*Objective*
Turn the lines below into a Markdown table with the columns "No." and "Line", giving each line its row number and skipping any blank lines.

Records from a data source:
────

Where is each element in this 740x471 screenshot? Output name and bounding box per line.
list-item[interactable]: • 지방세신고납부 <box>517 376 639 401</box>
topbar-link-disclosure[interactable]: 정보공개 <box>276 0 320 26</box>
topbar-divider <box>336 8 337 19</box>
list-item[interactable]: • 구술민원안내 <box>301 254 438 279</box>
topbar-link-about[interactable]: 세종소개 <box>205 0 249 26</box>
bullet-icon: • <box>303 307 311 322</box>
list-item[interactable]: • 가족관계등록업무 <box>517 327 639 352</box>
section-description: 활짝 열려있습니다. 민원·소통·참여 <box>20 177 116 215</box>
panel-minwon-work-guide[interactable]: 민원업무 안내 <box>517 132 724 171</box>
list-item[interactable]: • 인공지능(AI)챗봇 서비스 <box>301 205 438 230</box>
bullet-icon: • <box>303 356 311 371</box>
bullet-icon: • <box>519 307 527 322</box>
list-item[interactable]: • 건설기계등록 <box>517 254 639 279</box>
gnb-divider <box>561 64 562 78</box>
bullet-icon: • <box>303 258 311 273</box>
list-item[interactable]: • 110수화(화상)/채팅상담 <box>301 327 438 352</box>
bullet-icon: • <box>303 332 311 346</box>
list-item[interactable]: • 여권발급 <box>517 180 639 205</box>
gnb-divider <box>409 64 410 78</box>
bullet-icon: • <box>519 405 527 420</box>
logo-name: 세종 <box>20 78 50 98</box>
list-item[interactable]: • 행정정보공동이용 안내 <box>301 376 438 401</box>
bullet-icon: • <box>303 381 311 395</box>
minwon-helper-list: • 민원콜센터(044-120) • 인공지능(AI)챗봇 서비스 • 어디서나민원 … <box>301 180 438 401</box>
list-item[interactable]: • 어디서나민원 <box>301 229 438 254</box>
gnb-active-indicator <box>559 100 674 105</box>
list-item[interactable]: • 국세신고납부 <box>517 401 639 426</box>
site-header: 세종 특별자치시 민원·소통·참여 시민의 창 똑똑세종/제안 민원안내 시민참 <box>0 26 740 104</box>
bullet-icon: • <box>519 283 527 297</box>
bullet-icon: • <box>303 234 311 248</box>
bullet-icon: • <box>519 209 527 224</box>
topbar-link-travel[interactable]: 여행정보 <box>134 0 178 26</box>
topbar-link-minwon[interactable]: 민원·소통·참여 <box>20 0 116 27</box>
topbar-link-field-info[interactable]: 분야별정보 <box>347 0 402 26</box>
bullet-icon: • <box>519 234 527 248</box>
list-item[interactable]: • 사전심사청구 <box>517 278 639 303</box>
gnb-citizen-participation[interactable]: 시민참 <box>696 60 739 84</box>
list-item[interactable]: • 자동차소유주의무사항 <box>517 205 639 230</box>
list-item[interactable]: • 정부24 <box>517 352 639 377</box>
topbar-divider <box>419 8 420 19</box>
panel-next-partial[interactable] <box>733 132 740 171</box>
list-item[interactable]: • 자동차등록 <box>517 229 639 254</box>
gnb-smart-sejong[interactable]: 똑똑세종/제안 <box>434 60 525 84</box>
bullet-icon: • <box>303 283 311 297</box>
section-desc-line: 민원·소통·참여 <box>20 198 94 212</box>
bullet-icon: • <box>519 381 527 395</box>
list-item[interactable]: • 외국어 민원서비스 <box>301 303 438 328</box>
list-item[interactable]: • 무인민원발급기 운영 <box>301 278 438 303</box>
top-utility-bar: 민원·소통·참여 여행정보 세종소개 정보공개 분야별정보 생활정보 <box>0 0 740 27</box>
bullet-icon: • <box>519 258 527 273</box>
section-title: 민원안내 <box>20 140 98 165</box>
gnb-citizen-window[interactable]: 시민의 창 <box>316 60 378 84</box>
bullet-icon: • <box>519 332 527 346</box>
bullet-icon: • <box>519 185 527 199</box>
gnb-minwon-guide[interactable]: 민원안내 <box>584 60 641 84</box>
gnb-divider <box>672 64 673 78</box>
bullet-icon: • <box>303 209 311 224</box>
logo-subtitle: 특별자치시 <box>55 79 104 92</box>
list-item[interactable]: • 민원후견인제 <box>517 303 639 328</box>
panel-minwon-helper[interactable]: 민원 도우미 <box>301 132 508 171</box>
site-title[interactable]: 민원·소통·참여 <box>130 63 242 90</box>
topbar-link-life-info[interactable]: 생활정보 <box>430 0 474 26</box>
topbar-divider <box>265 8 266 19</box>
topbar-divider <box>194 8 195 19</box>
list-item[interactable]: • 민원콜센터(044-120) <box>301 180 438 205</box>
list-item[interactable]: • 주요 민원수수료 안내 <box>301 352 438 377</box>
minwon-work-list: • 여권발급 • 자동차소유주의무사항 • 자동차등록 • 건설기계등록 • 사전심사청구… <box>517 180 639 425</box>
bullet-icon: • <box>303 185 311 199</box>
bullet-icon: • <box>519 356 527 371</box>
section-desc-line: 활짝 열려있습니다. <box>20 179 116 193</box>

────

*Finished task*
| No. | Line |
|---|---|
| 1 | Where is each element in this 740x471 screenshot? Output name and bounding box per line. |
| 2 | list-item[interactable]: • 지방세신고납부 <box>517 376 639 401</box> |
| 3 | topbar-link-disclosure[interactable]: 정보공개 <box>276 0 320 26</box> |
| 4 | topbar-divider <box>336 8 337 19</box> |
| 5 | list-item[interactable]: • 구술민원안내 <box>301 254 438 279</box> |
| 6 | topbar-link-about[interactable]: 세종소개 <box>205 0 249 26</box> |
| 7 | bullet-icon: • <box>303 307 311 322</box> |
| 8 | list-item[interactable]: • 가족관계등록업무 <box>517 327 639 352</box> |
| 9 | section-description: 활짝 열려있습니다. 민원·소통·참여 <box>20 177 116 215</box> |
| 10 | panel-minwon-work-guide[interactable]: 민원업무 안내 <box>517 132 724 171</box> |
| 11 | list-item[interactable]: • 인공지능(AI)챗봇 서비스 <box>301 205 438 230</box> |
| 12 | bullet-icon: • <box>303 356 311 371</box> |
| 13 | bullet-icon: • <box>519 307 527 322</box> |
| 14 | list-item[interactable]: • 건설기계등록 <box>517 254 639 279</box> |
| 15 | gnb-divider <box>561 64 562 78</box> |
| 16 | bullet-icon: • <box>303 258 311 273</box> |
| 17 | list-item[interactable]: • 110수화(화상)/채팅상담 <box>301 327 438 352</box> |
| 18 | bullet-icon: • <box>303 332 311 346</box> |
| 19 | list-item[interactable]: • 여권발급 <box>517 180 639 205</box> |
| 20 | gnb-divider <box>409 64 410 78</box> |
| 21 | bullet-icon: • <box>519 405 527 420</box> |
| 22 | logo-name: 세종 <box>20 78 50 98</box> |
| 23 | list-item[interactable]: • 행정정보공동이용 안내 <box>301 376 438 401</box> |
| 24 | bullet-icon: • <box>303 381 311 395</box> |
| 25 | minwon-helper-list: • 민원콜센터(044-120) • 인공지능(AI)챗봇 서비스 • 어디서나민원 … <box>301 180 438 401</box> |
| 26 | list-item[interactable]: • 어디서나민원 <box>301 229 438 254</box> |
| 27 | gnb-active-indicator <box>559 100 674 105</box> |
| 28 | list-item[interactable]: • 국세신고납부 <box>517 401 639 426</box> |
| 29 | site-header: 세종 특별자치시 민원·소통·참여 시민의 창 똑똑세종/제안 민원안내 시민참 <box>0 26 740 104</box> |
| 30 | bullet-icon: • <box>519 283 527 297</box> |
| 31 | bullet-icon: • <box>303 234 311 248</box> |
| 32 | bullet-icon: • <box>519 209 527 224</box> |
| 33 | topbar-link-travel[interactable]: 여행정보 <box>134 0 178 26</box> |
| 34 | topbar-link-minwon[interactable]: 민원·소통·참여 <box>20 0 116 27</box> |
| 35 | topbar-link-field-info[interactable]: 분야별정보 <box>347 0 402 26</box> |
| 36 | bullet-icon: • <box>519 234 527 248</box> |
| 37 | list-item[interactable]: • 사전심사청구 <box>517 278 639 303</box> |
| 38 | gnb-citizen-participation[interactable]: 시민참 <box>696 60 739 84</box> |
| 39 | list-item[interactable]: • 자동차소유주의무사항 <box>517 205 639 230</box> |
| 40 | list-item[interactable]: • 정부24 <box>517 352 639 377</box> |
| 41 | topbar-divider <box>419 8 420 19</box> |
| 42 | panel-next-partial[interactable] <box>733 132 740 171</box> |
| 43 | list-item[interactable]: • 자동차등록 <box>517 229 639 254</box> |
| 44 | gnb-smart-sejong[interactable]: 똑똑세종/제안 <box>434 60 525 84</box> |
| 45 | bullet-icon: • <box>303 283 311 297</box> |
| 46 | section-desc-line: 민원·소통·참여 <box>20 198 94 212</box> |
| 47 | bullet-icon: • <box>519 381 527 395</box> |
| 48 | list-item[interactable]: • 외국어 민원서비스 <box>301 303 438 328</box> |
| 49 | list-item[interactable]: • 무인민원발급기 운영 <box>301 278 438 303</box> |
| 50 | top-utility-bar: 민원·소통·참여 여행정보 세종소개 정보공개 분야별정보 생활정보 <box>0 0 740 27</box> |
| 51 | bullet-icon: • <box>519 258 527 273</box> |
| 52 | section-title: 민원안내 <box>20 140 98 165</box> |
| 53 | gnb-citizen-window[interactable]: 시민의 창 <box>316 60 378 84</box> |
| 54 | bullet-icon: • <box>519 332 527 346</box> |
| 55 | bullet-icon: • <box>519 185 527 199</box> |
| 56 | gnb-minwon-guide[interactable]: 민원안내 <box>584 60 641 84</box> |
| 57 | gnb-divider <box>672 64 673 78</box> |
| 58 | bullet-icon: • <box>303 209 311 224</box> |
| 59 | logo-subtitle: 특별자치시 <box>55 79 104 92</box> |
| 60 | list-item[interactable]: • 민원후견인제 <box>517 303 639 328</box> |
| 61 | panel-minwon-helper[interactable]: 민원 도우미 <box>301 132 508 171</box> |
| 62 | site-title[interactable]: 민원·소통·참여 <box>130 63 242 90</box> |
| 63 | topbar-link-life-info[interactable]: 생활정보 <box>430 0 474 26</box> |
| 64 | topbar-divider <box>265 8 266 19</box> |
| 65 | topbar-divider <box>194 8 195 19</box> |
| 66 | list-item[interactable]: • 민원콜센터(044-120) <box>301 180 438 205</box> |
| 67 | list-item[interactable]: • 주요 민원수수료 안내 <box>301 352 438 377</box> |
| 68 | minwon-work-list: • 여권발급 • 자동차소유주의무사항 • 자동차등록 • 건설기계등록 • 사전심사청구… <box>517 180 639 425</box> |
| 69 | bullet-icon: • <box>303 185 311 199</box> |
| 70 | bullet-icon: • <box>519 356 527 371</box> |
| 71 | section-desc-line: 활짝 열려있습니다. <box>20 179 116 193</box> |